Say how many lines in the records include the string "this", adding no other words.

• **Figure data in JSON**:
- - -

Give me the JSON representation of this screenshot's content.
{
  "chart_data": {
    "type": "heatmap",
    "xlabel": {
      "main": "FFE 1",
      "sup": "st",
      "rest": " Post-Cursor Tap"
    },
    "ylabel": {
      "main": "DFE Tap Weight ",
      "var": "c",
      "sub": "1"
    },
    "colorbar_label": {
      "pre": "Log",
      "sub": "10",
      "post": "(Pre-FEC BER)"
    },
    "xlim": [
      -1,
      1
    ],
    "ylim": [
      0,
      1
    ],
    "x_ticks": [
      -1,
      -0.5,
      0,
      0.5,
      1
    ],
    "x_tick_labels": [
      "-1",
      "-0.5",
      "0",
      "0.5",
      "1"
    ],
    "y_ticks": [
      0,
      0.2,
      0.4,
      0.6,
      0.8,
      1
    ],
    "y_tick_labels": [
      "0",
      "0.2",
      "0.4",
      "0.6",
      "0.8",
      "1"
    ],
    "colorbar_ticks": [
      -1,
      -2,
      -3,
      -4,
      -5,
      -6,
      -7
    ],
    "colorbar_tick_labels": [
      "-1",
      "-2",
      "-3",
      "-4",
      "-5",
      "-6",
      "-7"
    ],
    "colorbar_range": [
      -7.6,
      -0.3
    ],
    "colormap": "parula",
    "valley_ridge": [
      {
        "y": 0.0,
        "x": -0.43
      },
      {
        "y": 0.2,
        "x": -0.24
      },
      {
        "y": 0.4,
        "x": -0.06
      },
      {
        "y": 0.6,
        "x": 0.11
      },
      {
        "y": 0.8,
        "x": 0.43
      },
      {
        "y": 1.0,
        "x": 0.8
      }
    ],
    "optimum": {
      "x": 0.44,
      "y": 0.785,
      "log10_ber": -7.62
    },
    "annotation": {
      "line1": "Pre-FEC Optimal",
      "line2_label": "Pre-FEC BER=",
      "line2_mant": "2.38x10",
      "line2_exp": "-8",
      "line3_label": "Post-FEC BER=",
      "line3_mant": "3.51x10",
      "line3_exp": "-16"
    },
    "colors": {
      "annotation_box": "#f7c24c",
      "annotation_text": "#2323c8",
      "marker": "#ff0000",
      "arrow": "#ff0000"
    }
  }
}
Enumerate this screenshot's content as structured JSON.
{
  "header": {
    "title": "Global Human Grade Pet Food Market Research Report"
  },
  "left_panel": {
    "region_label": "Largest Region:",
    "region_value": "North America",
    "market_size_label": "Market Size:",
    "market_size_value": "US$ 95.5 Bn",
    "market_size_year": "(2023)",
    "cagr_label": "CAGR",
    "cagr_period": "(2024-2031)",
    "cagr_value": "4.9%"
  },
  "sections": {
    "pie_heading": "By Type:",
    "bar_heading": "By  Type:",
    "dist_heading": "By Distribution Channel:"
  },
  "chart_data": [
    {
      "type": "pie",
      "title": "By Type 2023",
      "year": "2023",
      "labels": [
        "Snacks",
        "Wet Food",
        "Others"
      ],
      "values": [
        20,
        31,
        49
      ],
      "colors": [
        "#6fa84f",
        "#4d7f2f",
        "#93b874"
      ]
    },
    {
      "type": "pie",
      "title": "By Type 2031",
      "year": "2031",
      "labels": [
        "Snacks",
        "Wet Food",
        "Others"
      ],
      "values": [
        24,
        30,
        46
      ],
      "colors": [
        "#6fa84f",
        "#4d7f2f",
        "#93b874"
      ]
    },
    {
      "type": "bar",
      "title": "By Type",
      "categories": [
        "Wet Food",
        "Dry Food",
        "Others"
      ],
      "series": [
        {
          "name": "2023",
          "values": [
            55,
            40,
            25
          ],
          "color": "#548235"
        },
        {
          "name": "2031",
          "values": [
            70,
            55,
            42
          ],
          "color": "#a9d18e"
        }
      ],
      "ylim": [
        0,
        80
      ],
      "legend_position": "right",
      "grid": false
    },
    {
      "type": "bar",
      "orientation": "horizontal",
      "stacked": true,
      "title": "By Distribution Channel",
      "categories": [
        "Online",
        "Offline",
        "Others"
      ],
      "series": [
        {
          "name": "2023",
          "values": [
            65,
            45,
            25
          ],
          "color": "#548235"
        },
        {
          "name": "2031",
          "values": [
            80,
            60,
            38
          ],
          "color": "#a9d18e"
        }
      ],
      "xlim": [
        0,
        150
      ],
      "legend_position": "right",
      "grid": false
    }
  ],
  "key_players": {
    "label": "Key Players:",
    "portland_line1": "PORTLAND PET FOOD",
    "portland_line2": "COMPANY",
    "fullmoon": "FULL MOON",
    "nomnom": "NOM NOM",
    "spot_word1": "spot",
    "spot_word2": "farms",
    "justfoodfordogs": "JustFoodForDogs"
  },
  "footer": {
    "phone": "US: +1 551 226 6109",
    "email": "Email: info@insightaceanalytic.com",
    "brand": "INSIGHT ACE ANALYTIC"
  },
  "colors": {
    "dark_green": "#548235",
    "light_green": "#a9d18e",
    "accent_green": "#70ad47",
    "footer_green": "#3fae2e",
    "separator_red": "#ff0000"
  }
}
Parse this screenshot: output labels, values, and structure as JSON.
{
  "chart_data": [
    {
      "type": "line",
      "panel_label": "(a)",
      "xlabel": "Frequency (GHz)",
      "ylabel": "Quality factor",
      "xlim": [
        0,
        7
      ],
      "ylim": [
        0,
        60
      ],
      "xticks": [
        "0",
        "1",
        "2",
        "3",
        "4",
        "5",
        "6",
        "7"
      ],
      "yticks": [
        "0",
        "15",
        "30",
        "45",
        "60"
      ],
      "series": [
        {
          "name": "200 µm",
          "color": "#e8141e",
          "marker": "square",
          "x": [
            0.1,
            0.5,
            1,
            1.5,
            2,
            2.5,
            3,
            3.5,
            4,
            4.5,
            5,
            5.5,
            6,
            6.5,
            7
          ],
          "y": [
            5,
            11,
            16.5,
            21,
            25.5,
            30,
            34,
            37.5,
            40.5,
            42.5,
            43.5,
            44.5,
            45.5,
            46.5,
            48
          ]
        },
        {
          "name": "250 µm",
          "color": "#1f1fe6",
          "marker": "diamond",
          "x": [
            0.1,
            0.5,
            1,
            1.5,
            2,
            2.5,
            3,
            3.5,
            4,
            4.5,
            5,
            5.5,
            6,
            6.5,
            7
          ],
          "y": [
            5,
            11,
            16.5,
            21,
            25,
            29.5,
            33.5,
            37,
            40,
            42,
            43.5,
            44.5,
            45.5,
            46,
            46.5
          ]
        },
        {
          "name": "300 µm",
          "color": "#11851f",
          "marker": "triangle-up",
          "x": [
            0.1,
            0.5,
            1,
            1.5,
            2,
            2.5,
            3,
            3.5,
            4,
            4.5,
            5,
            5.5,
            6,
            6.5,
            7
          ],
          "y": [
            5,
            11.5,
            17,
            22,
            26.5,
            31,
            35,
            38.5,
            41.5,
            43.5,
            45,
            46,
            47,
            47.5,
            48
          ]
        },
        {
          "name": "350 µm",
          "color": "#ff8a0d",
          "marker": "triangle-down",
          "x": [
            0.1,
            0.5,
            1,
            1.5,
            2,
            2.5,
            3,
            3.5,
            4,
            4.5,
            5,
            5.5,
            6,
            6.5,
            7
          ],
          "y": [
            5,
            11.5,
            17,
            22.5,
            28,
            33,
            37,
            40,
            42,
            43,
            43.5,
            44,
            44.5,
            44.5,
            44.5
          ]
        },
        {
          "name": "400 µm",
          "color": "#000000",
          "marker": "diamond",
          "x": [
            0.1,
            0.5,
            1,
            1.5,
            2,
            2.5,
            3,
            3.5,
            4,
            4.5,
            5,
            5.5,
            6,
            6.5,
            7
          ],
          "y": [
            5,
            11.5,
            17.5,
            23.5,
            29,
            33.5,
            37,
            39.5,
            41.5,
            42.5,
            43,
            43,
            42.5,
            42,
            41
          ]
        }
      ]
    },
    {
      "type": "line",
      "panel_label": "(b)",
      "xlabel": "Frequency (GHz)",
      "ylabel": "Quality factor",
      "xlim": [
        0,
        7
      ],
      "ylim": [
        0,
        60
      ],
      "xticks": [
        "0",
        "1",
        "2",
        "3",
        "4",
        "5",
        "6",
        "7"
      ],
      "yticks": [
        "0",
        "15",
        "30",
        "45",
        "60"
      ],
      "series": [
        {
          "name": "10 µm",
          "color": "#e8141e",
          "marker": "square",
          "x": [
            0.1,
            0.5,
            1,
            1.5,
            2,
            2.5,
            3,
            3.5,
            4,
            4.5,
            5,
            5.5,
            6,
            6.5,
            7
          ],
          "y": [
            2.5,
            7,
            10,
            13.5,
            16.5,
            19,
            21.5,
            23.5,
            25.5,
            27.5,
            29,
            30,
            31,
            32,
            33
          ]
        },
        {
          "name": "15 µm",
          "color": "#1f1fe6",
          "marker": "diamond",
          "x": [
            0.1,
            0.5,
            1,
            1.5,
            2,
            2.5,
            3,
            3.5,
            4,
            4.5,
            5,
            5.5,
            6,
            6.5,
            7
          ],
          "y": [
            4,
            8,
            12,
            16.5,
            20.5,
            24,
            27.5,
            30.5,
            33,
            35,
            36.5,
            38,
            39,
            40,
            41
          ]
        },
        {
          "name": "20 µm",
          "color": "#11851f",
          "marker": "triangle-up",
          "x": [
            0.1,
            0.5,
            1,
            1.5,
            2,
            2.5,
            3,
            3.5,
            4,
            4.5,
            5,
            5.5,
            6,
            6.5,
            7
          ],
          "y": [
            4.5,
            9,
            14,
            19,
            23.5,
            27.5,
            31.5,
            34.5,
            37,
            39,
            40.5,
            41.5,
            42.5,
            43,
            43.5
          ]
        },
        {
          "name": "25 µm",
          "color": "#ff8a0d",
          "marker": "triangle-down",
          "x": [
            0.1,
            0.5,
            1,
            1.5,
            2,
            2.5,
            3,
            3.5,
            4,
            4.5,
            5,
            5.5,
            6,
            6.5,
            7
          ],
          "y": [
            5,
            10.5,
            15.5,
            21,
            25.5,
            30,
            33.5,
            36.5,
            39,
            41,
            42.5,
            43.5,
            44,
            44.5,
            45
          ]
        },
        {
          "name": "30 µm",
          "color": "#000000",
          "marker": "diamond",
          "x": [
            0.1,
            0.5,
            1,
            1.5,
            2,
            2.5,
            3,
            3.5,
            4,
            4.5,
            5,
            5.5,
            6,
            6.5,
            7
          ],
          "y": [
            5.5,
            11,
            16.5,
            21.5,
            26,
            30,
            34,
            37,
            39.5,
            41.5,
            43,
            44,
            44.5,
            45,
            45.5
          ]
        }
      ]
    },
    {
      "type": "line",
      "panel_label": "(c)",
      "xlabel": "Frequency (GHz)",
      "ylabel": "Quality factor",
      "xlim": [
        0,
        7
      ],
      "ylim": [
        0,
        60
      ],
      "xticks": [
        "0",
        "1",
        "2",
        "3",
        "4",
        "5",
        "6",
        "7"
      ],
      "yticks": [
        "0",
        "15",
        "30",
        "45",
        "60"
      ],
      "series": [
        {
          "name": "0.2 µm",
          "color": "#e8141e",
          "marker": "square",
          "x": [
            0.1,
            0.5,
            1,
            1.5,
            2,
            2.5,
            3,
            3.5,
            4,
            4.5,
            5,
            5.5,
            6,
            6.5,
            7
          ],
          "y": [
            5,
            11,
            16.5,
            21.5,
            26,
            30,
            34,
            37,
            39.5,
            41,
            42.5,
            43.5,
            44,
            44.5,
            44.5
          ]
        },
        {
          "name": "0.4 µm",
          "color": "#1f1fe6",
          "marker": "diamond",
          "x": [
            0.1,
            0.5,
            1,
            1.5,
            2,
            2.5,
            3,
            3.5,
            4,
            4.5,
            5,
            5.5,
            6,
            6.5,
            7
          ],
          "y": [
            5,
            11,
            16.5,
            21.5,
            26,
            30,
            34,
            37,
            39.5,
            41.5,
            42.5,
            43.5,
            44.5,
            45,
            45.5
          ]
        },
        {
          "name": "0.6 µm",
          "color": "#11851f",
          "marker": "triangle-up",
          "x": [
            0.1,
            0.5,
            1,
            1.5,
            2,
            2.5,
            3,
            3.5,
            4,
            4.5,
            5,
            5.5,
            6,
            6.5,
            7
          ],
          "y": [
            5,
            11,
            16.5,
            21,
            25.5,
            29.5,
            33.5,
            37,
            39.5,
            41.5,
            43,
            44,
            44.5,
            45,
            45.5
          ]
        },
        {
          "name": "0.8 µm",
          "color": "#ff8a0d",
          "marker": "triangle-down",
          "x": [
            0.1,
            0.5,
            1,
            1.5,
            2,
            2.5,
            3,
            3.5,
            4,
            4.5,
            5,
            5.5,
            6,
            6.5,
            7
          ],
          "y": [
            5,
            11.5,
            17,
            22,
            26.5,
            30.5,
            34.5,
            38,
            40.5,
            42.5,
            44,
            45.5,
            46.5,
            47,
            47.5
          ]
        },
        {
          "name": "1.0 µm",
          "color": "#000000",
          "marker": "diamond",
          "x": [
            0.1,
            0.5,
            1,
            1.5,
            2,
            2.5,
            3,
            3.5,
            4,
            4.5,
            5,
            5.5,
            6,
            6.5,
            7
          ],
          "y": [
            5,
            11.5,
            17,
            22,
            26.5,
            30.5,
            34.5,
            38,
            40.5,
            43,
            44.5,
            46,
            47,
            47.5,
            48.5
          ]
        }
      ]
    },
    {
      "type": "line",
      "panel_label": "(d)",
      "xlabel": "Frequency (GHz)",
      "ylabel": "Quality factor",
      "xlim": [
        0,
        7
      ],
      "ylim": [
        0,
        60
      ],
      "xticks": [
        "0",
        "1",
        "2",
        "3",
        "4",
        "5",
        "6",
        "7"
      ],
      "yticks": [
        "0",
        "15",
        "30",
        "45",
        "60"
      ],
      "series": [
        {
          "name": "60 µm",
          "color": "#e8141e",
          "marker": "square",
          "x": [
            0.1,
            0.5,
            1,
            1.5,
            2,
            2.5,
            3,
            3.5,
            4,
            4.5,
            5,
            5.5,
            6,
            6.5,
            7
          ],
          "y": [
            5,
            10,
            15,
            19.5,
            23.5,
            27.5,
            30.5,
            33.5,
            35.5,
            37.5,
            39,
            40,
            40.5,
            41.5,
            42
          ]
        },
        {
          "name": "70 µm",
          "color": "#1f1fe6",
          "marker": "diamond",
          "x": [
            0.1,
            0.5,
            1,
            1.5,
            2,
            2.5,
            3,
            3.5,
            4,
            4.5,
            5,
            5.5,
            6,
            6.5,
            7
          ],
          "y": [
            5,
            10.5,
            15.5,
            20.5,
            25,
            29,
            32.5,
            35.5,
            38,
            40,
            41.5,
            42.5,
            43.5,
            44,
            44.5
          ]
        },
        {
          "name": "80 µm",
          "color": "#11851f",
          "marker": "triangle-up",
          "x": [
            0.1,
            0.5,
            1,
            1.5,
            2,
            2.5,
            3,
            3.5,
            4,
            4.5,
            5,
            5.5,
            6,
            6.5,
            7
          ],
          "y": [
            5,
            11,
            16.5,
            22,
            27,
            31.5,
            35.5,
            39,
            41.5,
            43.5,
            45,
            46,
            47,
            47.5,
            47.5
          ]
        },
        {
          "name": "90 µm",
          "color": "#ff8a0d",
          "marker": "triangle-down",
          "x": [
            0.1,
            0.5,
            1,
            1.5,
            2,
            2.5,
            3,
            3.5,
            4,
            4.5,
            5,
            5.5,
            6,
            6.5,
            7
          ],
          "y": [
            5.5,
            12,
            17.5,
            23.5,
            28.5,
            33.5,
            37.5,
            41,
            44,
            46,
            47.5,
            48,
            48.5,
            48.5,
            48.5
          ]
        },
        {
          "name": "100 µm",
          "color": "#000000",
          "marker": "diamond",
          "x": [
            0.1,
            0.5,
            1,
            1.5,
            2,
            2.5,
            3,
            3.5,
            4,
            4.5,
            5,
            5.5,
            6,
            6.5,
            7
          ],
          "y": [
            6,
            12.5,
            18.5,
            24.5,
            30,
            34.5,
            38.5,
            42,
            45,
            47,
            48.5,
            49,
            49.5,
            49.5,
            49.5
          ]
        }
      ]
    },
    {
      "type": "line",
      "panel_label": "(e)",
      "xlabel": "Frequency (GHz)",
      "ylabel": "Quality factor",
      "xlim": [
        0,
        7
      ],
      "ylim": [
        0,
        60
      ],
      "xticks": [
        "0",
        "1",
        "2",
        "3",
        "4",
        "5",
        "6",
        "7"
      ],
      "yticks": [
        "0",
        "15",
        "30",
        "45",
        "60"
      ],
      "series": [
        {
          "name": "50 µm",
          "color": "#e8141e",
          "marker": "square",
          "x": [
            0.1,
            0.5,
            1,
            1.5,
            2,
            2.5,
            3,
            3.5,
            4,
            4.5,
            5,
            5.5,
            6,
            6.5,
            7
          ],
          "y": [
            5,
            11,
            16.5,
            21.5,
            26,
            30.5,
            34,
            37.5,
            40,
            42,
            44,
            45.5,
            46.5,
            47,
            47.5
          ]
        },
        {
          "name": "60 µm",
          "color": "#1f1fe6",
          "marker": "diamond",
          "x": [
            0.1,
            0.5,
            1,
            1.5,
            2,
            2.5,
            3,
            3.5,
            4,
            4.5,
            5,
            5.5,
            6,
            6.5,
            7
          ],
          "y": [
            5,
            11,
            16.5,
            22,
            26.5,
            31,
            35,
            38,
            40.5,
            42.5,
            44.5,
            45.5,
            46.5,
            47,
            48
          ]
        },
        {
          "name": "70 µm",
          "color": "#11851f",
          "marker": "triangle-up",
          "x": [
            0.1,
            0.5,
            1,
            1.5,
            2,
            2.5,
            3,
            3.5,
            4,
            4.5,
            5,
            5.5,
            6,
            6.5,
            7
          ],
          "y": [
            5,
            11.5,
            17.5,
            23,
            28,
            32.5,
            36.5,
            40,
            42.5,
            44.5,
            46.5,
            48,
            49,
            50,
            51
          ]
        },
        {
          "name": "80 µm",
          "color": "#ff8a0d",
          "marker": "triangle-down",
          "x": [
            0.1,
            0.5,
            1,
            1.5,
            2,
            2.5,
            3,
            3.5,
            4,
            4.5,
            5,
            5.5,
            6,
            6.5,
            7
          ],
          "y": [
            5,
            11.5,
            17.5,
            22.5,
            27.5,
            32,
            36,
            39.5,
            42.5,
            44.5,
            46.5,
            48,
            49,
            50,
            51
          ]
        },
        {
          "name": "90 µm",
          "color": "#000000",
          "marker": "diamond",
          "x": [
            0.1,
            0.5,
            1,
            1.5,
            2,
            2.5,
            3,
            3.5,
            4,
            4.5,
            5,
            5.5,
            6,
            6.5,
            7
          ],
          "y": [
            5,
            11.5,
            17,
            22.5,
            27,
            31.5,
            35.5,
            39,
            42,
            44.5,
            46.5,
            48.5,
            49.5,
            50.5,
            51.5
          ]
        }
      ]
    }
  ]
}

- - -

• **Answer to the exercise**: 3